**Extracted entries**
****
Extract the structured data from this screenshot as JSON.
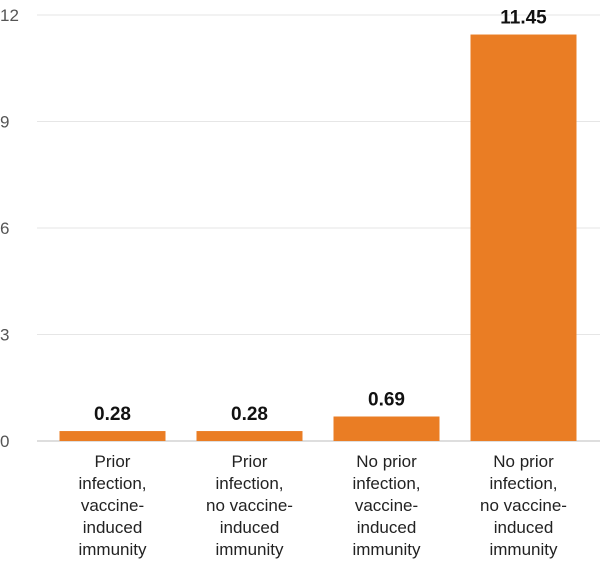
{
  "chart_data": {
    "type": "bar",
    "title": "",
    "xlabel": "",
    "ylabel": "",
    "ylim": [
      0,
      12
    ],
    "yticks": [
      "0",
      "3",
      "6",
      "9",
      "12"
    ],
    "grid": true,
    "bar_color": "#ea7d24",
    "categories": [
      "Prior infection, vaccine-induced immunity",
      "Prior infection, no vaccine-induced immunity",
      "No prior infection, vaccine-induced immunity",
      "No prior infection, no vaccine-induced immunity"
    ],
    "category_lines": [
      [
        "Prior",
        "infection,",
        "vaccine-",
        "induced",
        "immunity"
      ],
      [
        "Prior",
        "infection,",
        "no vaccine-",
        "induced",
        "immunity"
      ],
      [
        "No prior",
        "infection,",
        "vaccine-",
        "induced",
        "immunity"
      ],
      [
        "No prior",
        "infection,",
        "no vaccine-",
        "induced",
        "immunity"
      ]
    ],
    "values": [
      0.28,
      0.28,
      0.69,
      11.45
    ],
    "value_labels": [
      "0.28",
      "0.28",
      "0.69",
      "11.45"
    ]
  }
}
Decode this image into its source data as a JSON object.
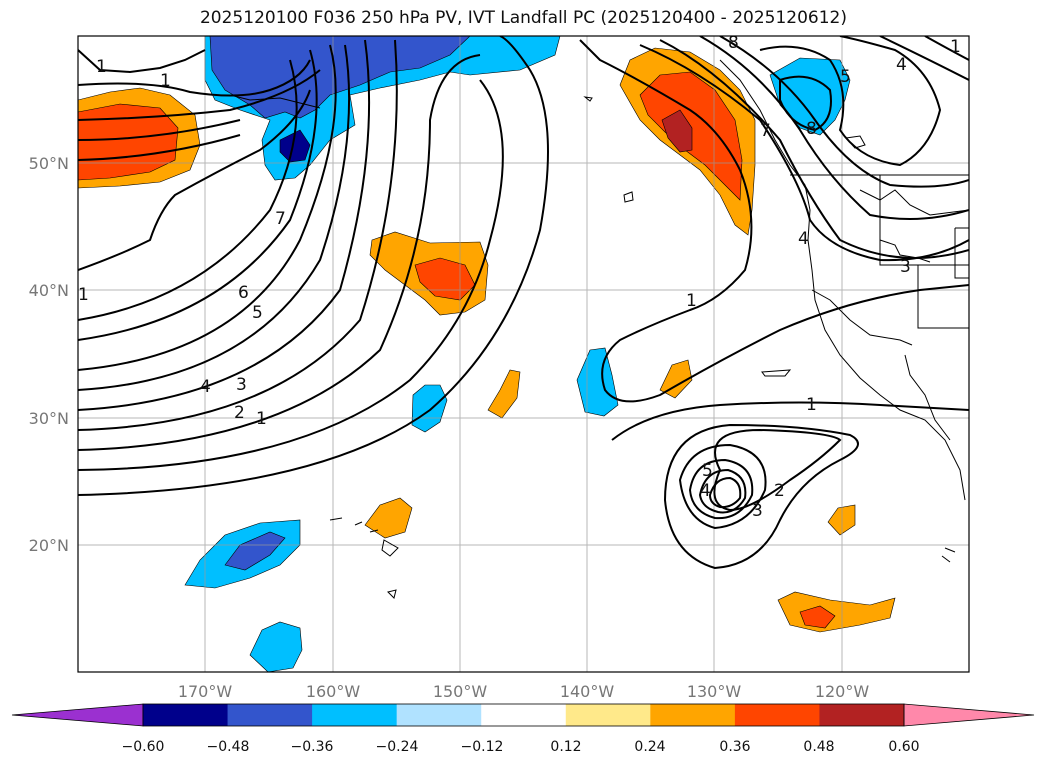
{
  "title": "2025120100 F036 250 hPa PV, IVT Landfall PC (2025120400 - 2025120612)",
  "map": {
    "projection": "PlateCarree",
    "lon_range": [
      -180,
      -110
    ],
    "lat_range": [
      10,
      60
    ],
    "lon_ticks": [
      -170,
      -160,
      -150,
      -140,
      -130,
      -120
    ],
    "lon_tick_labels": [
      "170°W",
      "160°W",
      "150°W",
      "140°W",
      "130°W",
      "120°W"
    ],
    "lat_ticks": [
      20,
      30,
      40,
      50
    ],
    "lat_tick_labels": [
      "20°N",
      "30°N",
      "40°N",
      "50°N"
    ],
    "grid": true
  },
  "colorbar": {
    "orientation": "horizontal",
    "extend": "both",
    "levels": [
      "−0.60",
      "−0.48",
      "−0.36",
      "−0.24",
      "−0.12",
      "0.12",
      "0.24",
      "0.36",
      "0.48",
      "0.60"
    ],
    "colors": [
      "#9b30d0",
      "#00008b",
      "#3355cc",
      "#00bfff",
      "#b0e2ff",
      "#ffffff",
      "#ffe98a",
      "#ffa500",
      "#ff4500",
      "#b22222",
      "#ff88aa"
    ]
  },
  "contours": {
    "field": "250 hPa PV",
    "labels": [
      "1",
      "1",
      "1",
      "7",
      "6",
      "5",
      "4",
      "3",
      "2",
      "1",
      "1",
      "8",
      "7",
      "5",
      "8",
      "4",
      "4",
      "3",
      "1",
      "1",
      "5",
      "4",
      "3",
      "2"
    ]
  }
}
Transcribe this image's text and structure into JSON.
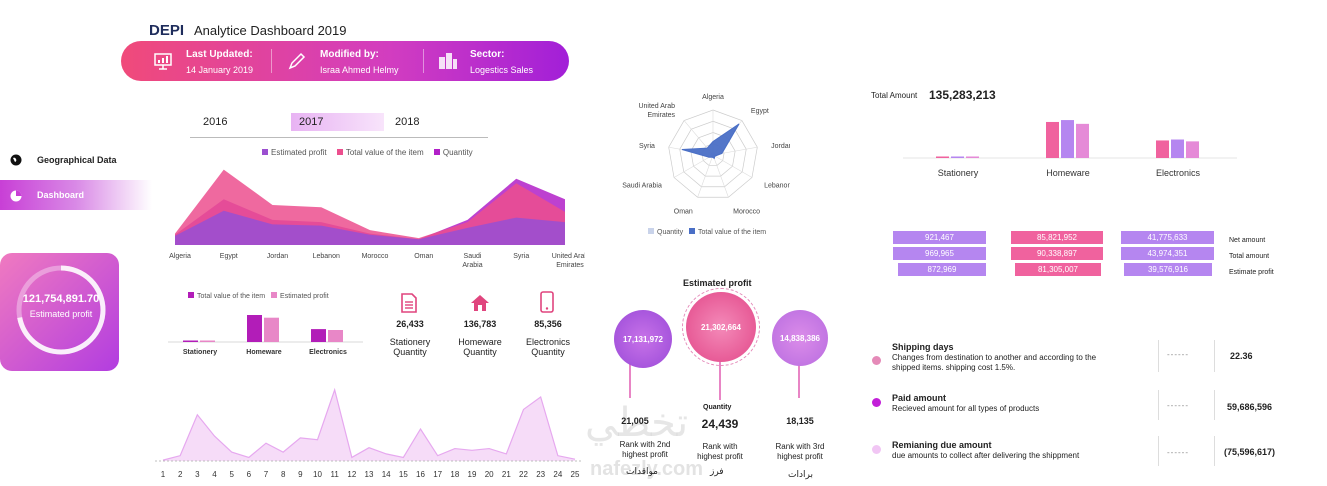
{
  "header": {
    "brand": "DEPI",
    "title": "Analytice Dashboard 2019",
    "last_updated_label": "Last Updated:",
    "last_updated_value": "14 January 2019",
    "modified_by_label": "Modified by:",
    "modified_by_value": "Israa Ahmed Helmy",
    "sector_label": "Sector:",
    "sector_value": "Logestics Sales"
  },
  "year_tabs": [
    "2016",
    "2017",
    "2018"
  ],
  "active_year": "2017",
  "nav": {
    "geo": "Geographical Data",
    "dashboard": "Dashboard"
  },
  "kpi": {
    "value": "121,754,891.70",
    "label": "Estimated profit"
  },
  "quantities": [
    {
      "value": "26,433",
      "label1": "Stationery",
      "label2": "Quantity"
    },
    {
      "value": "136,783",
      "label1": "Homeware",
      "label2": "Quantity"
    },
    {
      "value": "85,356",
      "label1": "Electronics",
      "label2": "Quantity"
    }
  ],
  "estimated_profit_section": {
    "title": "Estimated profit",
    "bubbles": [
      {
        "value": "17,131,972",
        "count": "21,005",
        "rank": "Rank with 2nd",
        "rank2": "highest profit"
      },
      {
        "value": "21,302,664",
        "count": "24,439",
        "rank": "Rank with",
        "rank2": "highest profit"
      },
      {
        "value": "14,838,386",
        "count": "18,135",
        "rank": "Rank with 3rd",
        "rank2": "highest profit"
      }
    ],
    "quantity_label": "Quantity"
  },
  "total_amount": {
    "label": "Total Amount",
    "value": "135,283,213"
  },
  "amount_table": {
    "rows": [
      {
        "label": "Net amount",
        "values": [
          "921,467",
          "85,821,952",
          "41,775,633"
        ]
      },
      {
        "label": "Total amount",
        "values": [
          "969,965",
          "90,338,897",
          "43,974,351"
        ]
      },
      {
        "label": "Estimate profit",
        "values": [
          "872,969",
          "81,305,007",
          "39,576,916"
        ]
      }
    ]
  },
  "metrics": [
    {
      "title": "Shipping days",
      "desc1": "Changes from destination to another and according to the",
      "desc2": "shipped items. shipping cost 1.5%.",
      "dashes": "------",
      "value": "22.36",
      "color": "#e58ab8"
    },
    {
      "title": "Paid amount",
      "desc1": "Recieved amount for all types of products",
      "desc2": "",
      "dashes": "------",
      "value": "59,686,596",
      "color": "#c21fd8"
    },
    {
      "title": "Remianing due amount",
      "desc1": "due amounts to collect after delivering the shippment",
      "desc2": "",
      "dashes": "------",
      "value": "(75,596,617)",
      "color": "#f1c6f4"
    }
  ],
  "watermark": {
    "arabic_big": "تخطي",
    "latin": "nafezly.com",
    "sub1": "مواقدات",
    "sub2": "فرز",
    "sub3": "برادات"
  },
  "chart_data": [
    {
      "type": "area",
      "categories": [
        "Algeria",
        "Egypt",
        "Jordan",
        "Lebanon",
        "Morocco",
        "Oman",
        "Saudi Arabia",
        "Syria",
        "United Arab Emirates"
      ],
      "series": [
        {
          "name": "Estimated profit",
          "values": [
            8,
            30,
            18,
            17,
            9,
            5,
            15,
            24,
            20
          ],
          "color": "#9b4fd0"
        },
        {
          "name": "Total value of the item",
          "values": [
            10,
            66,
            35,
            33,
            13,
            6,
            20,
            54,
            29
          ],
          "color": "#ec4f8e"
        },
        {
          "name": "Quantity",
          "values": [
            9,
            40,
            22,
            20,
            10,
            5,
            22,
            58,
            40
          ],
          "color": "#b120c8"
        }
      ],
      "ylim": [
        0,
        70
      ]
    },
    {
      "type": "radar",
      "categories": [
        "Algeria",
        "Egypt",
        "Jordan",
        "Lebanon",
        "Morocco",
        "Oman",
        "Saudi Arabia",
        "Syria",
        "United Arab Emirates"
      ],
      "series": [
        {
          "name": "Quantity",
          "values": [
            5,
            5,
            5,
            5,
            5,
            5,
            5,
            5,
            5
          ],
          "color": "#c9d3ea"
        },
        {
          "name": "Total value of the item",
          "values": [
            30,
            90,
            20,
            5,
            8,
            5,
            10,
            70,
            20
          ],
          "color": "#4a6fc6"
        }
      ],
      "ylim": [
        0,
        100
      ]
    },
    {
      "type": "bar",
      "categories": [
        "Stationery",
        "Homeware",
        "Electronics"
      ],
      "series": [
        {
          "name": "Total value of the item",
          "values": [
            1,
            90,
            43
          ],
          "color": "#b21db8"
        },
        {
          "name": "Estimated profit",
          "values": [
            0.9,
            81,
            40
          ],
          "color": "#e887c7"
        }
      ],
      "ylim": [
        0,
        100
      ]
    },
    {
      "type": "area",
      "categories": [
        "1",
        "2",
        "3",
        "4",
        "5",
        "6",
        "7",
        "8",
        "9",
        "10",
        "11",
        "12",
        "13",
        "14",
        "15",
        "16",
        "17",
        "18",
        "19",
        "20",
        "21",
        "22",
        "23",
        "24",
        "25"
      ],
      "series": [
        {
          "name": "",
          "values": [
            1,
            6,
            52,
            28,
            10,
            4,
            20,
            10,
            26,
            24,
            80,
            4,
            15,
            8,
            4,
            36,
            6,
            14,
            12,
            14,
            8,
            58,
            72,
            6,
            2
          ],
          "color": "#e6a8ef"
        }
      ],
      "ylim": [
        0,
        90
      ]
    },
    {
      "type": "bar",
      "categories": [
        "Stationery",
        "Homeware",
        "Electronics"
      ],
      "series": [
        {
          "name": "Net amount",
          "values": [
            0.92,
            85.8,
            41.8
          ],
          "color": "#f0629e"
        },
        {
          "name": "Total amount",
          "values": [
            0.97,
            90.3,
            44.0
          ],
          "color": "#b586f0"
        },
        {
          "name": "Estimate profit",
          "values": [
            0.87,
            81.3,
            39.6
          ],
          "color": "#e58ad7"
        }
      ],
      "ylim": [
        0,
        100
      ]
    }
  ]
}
****
**Stated task**
Copy every line of the listing where the word "this" appears.

**Output**
Extract the structured data from this screenshot as JSON.
Decode this image into its source data as a JSON object.
Transcribe this image's text and structure into JSON.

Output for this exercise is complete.